— Start ENTRIES PROVIDED —
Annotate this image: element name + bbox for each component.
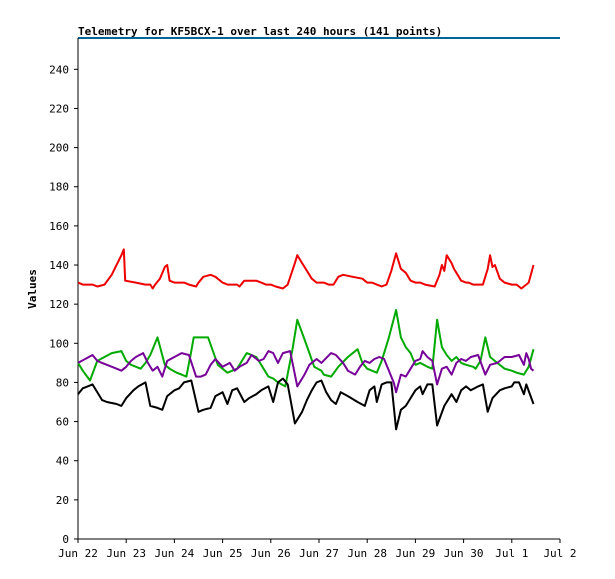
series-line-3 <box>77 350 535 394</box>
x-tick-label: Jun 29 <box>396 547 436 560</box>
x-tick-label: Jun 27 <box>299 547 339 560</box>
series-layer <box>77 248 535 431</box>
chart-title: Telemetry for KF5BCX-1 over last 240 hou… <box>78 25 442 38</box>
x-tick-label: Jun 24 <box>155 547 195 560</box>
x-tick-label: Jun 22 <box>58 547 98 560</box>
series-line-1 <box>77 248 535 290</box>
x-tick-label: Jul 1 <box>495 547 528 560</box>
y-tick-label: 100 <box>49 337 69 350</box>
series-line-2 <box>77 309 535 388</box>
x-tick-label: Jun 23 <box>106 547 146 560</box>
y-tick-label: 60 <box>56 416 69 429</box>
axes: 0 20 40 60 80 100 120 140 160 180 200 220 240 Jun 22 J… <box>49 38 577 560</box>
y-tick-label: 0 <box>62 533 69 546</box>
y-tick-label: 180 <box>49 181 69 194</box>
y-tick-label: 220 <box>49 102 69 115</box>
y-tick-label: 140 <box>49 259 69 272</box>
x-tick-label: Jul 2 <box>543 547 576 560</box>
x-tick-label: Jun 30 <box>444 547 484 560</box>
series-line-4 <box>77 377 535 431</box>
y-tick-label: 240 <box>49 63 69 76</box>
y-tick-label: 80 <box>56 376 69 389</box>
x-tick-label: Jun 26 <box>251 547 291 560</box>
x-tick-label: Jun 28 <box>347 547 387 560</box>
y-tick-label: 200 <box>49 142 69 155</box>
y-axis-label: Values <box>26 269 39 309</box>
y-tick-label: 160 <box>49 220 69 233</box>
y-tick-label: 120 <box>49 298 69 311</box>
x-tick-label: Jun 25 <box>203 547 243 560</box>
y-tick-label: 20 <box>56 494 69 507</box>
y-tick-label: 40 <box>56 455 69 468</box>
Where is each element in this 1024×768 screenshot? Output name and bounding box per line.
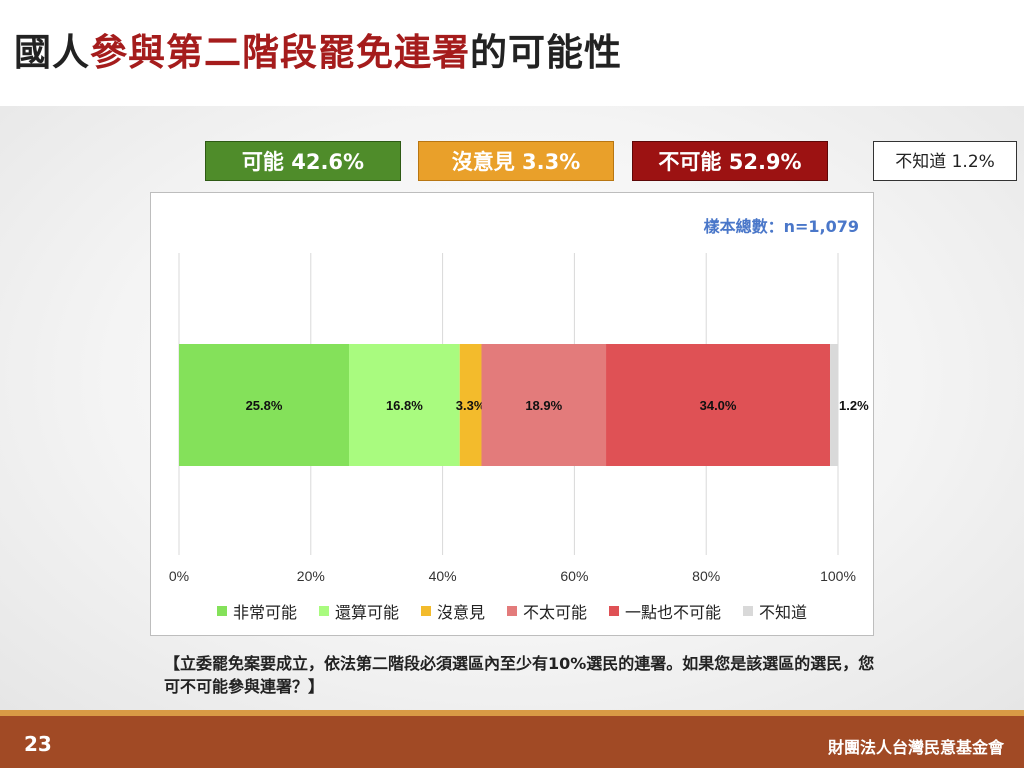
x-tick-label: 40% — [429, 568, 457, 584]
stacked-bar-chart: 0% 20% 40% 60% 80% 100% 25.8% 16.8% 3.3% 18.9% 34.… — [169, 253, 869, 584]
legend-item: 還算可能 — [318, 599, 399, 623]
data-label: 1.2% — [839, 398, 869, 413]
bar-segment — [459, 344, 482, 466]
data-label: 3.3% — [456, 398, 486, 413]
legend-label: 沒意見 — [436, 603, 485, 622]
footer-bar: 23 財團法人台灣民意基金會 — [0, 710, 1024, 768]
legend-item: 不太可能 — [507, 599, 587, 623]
— End ENTRIES PROVIDED —
WHAT IS NEEDED :: Repeat the part of the data that opens with the line containing "series-line-3 <box>77 350 535 394</box>" and closes with the line containing "x-tick-label: Jun 26", keeping both of those lines.

TASK ANSWER ::
series-line-3 <box>77 350 535 394</box>
x-tick-label: Jun 29 <box>396 547 436 560</box>
x-tick-label: Jun 27 <box>299 547 339 560</box>
series-layer <box>77 248 535 431</box>
chart-title: Telemetry for KF5BCX-1 over last 240 hou… <box>78 25 442 38</box>
x-tick-label: Jun 24 <box>155 547 195 560</box>
x-tick-label: Jun 22 <box>58 547 98 560</box>
series-line-1 <box>77 248 535 290</box>
x-tick-label: Jul 1 <box>495 547 528 560</box>
y-tick-label: 100 <box>49 337 69 350</box>
series-line-2 <box>77 309 535 388</box>
x-tick-label: Jun 23 <box>106 547 146 560</box>
y-tick-label: 60 <box>56 416 69 429</box>
axes: 0 20 40 60 80 100 120 140 160 180 200 220 240 Jun 22 J… <box>49 38 577 560</box>
y-tick-label: 0 <box>62 533 69 546</box>
y-tick-label: 180 <box>49 181 69 194</box>
y-tick-label: 220 <box>49 102 69 115</box>
y-tick-label: 140 <box>49 259 69 272</box>
x-tick-label: Jul 2 <box>543 547 576 560</box>
x-tick-label: Jun 30 <box>444 547 484 560</box>
series-line-4 <box>77 377 535 431</box>
y-tick-label: 240 <box>49 63 69 76</box>
y-tick-label: 80 <box>56 376 69 389</box>
x-tick-label: Jun 26 <box>251 547 291 560</box>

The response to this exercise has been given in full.